What is required - Print the data that follows exactly.

** Begin Provided records **

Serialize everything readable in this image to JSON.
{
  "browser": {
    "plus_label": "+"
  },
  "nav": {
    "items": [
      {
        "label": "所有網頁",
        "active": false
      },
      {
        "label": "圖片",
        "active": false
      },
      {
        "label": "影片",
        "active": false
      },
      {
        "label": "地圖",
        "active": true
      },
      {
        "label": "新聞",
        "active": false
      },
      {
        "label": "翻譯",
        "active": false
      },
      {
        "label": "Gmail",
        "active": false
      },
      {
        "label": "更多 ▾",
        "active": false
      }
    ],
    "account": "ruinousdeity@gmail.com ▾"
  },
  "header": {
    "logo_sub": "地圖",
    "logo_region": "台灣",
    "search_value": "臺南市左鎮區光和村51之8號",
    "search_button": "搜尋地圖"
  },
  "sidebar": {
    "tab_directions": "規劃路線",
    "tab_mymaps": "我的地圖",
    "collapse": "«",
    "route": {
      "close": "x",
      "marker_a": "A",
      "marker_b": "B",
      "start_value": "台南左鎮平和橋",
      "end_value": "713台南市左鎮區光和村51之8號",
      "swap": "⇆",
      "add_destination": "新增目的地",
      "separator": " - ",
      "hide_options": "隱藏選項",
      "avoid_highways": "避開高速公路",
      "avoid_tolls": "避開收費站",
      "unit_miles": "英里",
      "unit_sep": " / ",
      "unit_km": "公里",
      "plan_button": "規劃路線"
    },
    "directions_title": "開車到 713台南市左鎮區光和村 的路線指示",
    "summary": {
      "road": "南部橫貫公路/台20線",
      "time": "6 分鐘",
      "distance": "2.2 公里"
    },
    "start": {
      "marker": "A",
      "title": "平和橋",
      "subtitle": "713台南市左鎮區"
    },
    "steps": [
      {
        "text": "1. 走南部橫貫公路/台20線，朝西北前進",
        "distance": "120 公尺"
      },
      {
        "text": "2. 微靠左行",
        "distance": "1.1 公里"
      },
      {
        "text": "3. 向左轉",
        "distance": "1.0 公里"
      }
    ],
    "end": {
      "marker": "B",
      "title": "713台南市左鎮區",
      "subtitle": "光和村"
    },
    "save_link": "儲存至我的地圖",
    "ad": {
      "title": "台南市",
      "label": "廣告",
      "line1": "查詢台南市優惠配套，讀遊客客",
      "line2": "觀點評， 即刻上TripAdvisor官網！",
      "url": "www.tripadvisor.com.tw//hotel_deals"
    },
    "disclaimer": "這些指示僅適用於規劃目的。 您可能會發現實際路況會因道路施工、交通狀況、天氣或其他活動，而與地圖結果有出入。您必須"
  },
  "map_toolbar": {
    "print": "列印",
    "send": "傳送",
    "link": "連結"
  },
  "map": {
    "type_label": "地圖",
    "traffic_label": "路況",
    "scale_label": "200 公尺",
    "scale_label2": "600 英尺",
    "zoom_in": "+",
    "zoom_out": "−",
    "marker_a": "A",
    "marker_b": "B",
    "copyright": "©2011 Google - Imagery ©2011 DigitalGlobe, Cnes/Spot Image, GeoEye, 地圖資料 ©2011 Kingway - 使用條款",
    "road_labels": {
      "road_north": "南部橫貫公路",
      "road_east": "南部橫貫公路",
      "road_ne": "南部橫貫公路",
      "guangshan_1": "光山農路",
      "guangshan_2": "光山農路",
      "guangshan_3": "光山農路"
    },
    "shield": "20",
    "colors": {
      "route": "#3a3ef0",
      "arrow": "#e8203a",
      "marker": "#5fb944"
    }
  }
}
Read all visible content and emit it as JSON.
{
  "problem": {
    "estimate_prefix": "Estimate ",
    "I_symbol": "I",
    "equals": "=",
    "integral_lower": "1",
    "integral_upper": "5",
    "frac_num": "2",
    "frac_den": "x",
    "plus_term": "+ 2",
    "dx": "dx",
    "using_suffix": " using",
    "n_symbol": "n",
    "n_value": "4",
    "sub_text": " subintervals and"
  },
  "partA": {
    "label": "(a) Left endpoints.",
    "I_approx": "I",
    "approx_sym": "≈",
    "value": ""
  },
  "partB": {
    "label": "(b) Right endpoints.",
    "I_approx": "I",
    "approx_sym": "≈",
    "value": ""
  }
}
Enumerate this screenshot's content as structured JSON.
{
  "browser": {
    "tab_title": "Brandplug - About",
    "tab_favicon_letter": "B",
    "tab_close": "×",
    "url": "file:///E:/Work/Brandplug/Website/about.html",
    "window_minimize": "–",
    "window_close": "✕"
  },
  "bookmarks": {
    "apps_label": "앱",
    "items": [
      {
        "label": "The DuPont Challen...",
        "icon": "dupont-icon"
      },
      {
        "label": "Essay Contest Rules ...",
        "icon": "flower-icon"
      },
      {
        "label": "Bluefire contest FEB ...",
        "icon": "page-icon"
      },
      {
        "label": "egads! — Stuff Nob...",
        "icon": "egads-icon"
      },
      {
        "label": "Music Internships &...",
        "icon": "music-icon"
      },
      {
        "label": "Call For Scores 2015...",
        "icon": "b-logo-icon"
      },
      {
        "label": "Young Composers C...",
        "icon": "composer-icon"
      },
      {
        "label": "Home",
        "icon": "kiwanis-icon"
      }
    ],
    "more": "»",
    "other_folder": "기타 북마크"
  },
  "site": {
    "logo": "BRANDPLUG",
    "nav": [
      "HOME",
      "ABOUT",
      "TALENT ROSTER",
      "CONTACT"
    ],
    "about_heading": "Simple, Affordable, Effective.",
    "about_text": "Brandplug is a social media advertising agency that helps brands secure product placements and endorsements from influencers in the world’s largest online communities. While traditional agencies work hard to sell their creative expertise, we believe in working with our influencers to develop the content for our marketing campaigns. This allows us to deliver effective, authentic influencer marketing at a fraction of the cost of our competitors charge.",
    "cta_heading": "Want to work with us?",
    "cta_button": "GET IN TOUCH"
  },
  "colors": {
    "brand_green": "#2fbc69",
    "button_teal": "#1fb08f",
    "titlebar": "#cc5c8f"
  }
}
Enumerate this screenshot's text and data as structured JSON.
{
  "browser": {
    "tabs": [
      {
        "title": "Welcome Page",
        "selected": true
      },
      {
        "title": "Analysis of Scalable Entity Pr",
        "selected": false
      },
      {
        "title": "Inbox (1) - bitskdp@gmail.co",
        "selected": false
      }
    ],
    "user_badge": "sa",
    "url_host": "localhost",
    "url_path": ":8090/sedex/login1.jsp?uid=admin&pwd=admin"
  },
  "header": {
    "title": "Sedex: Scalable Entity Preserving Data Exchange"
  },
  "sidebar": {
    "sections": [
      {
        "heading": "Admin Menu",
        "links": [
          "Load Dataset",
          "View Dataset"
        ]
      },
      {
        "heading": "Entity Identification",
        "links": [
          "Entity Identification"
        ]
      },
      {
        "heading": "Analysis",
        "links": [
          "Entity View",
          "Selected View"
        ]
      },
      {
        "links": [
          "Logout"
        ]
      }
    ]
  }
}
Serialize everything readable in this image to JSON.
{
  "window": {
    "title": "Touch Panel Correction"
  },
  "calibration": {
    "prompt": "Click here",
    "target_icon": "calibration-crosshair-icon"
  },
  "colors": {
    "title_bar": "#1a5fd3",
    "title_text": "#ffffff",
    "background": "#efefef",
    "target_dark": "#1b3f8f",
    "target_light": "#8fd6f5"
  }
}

** End Provided records **

Full solution -
Serialize everything readable in this image to JSON.
{
  "browser": {
    "plus_label": "+"
  },
  "nav": {
    "items": [
      {
        "label": "所有網頁",
        "active": false
      },
      {
        "label": "圖片",
        "active": false
      },
      {
        "label": "影片",
        "active": false
      },
      {
        "label": "地圖",
        "active": true
      },
      {
        "label": "新聞",
        "active": false
      },
      {
        "label": "翻譯",
        "active": false
      },
      {
        "label": "Gmail",
        "active": false
      },
      {
        "label": "更多 ▾",
        "active": false
      }
    ],
    "account": "ruinousdeity@gmail.com ▾"
  },
  "header": {
    "logo_sub": "地圖",
    "logo_region": "台灣",
    "search_value": "臺南市左鎮區光和村51之8號",
    "search_button": "搜尋地圖"
  },
  "sidebar": {
    "tab_directions": "規劃路線",
    "tab_mymaps": "我的地圖",
    "collapse": "«",
    "route": {
      "close": "x",
      "marker_a": "A",
      "marker_b": "B",
      "start_value": "台南左鎮平和橋",
      "end_value": "713台南市左鎮區光和村51之8號",
      "swap": "⇆",
      "add_destination": "新增目的地",
      "separator": " - ",
      "hide_options": "隱藏選項",
      "avoid_highways": "避開高速公路",
      "avoid_tolls": "避開收費站",
      "unit_miles": "英里",
      "unit_sep": " / ",
      "unit_km": "公里",
      "plan_button": "規劃路線"
    },
    "directions_title": "開車到 713台南市左鎮區光和村 的路線指示",
    "summary": {
      "road": "南部橫貫公路/台20線",
      "time": "6 分鐘",
      "distance": "2.2 公里"
    },
    "start": {
      "marker": "A",
      "title": "平和橋",
      "subtitle": "713台南市左鎮區"
    },
    "steps": [
      {
        "text": "1. 走南部橫貫公路/台20線，朝西北前進",
        "distance": "120 公尺"
      },
      {
        "text": "2. 微靠左行",
        "distance": "1.1 公里"
      },
      {
        "text": "3. 向左轉",
        "distance": "1.0 公里"
      }
    ],
    "end": {
      "marker": "B",
      "title": "713台南市左鎮區",
      "subtitle": "光和村"
    },
    "save_link": "儲存至我的地圖",
    "ad": {
      "title": "台南市",
      "label": "廣告",
      "line1": "查詢台南市優惠配套，讀遊客客",
      "line2": "觀點評， 即刻上TripAdvisor官網！",
      "url": "www.tripadvisor.com.tw//hotel_deals"
    },
    "disclaimer": "這些指示僅適用於規劃目的。 您可能會發現實際路況會因道路施工、交通狀況、天氣或其他活動，而與地圖結果有出入。您必須"
  },
  "map_toolbar": {
    "print": "列印",
    "send": "傳送",
    "link": "連結"
  },
  "map": {
    "type_label": "地圖",
    "traffic_label": "路況",
    "scale_label": "200 公尺",
    "scale_label2": "600 英尺",
    "zoom_in": "+",
    "zoom_out": "−",
    "marker_a": "A",
    "marker_b": "B",
    "copyright": "©2011 Google - Imagery ©2011 DigitalGlobe, Cnes/Spot Image, GeoEye, 地圖資料 ©2011 Kingway - 使用條款",
    "road_labels": {
      "road_north": "南部橫貫公路",
      "road_east": "南部橫貫公路",
      "road_ne": "南部橫貫公路",
      "guangshan_1": "光山農路",
      "guangshan_2": "光山農路",
      "guangshan_3": "光山農路"
    },
    "shield": "20",
    "colors": {
      "route": "#3a3ef0",
      "arrow": "#e8203a",
      "marker": "#5fb944"
    }
  }
}
Read all visible content and emit it as JSON.
{
  "problem": {
    "estimate_prefix": "Estimate ",
    "I_symbol": "I",
    "equals": "=",
    "integral_lower": "1",
    "integral_upper": "5",
    "frac_num": "2",
    "frac_den": "x",
    "plus_term": "+ 2",
    "dx": "dx",
    "using_suffix": " using",
    "n_symbol": "n",
    "n_value": "4",
    "sub_text": " subintervals and"
  },
  "partA": {
    "label": "(a) Left endpoints.",
    "I_approx": "I",
    "approx_sym": "≈",
    "value": ""
  },
  "partB": {
    "label": "(b) Right endpoints.",
    "I_approx": "I",
    "approx_sym": "≈",
    "value": ""
  }
}
Enumerate this screenshot's content as structured JSON.
{
  "browser": {
    "tab_title": "Brandplug - About",
    "tab_favicon_letter": "B",
    "tab_close": "×",
    "url": "file:///E:/Work/Brandplug/Website/about.html",
    "window_minimize": "–",
    "window_close": "✕"
  },
  "bookmarks": {
    "apps_label": "앱",
    "items": [
      {
        "label": "The DuPont Challen...",
        "icon": "dupont-icon"
      },
      {
        "label": "Essay Contest Rules ...",
        "icon": "flower-icon"
      },
      {
        "label": "Bluefire contest FEB ...",
        "icon": "page-icon"
      },
      {
        "label": "egads! — Stuff Nob...",
        "icon": "egads-icon"
      },
      {
        "label": "Music Internships &...",
        "icon": "music-icon"
      },
      {
        "label": "Call For Scores 2015...",
        "icon": "b-logo-icon"
      },
      {
        "label": "Young Composers C...",
        "icon": "composer-icon"
      },
      {
        "label": "Home",
        "icon": "kiwanis-icon"
      }
    ],
    "more": "»",
    "other_folder": "기타 북마크"
  },
  "site": {
    "logo": "BRANDPLUG",
    "nav": [
      "HOME",
      "ABOUT",
      "TALENT ROSTER",
      "CONTACT"
    ],
    "about_heading": "Simple, Affordable, Effective.",
    "about_text": "Brandplug is a social media advertising agency that helps brands secure product placements and endorsements from influencers in the world’s largest online communities. While traditional agencies work hard to sell their creative expertise, we believe in working with our influencers to develop the content for our marketing campaigns. This allows us to deliver effective, authentic influencer marketing at a fraction of the cost of our competitors charge.",
    "cta_heading": "Want to work with us?",
    "cta_button": "GET IN TOUCH"
  },
  "colors": {
    "brand_green": "#2fbc69",
    "button_teal": "#1fb08f",
    "titlebar": "#cc5c8f"
  }
}
Enumerate this screenshot's text and data as structured JSON.
{
  "browser": {
    "tabs": [
      {
        "title": "Welcome Page",
        "selected": true
      },
      {
        "title": "Analysis of Scalable Entity Pr",
        "selected": false
      },
      {
        "title": "Inbox (1) - bitskdp@gmail.co",
        "selected": false
      }
    ],
    "user_badge": "sa",
    "url_host": "localhost",
    "url_path": ":8090/sedex/login1.jsp?uid=admin&pwd=admin"
  },
  "header": {
    "title": "Sedex: Scalable Entity Preserving Data Exchange"
  },
  "sidebar": {
    "sections": [
      {
        "heading": "Admin Menu",
        "links": [
          "Load Dataset",
          "View Dataset"
        ]
      },
      {
        "heading": "Entity Identification",
        "links": [
          "Entity Identification"
        ]
      },
      {
        "heading": "Analysis",
        "links": [
          "Entity View",
          "Selected View"
        ]
      },
      {
        "links": [
          "Logout"
        ]
      }
    ]
  }
}
Serialize everything readable in this image to JSON.
{
  "window": {
    "title": "Touch Panel Correction"
  },
  "calibration": {
    "prompt": "Click here",
    "target_icon": "calibration-crosshair-icon"
  },
  "colors": {
    "title_bar": "#1a5fd3",
    "title_text": "#ffffff",
    "background": "#efefef",
    "target_dark": "#1b3f8f",
    "target_light": "#8fd6f5"
  }
}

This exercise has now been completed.